## DATASET ENTRIES
## start

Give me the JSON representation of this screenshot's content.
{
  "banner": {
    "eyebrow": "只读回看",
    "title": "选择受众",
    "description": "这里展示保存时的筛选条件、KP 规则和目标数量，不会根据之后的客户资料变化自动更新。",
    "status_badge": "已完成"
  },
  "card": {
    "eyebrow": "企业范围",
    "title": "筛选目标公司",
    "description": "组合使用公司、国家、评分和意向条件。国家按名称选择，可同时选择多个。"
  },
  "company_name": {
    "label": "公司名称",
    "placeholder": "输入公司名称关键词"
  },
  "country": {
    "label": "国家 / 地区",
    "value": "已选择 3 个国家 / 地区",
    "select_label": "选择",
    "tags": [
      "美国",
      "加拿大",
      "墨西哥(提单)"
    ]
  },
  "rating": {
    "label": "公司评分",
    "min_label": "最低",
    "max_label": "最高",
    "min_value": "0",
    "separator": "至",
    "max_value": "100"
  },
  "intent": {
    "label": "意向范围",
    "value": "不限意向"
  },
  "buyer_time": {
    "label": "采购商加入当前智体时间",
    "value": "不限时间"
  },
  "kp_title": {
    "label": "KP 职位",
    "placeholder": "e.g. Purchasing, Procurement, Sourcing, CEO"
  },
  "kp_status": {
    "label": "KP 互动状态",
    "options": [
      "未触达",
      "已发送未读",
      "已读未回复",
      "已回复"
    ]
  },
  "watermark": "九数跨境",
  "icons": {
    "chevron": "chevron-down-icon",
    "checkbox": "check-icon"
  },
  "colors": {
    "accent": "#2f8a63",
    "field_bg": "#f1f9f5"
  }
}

## end

## TASK TO COMPLETE
Return only the number of lines in the data above that include the word "placeholder".

## RESULT OF THIS TASK
2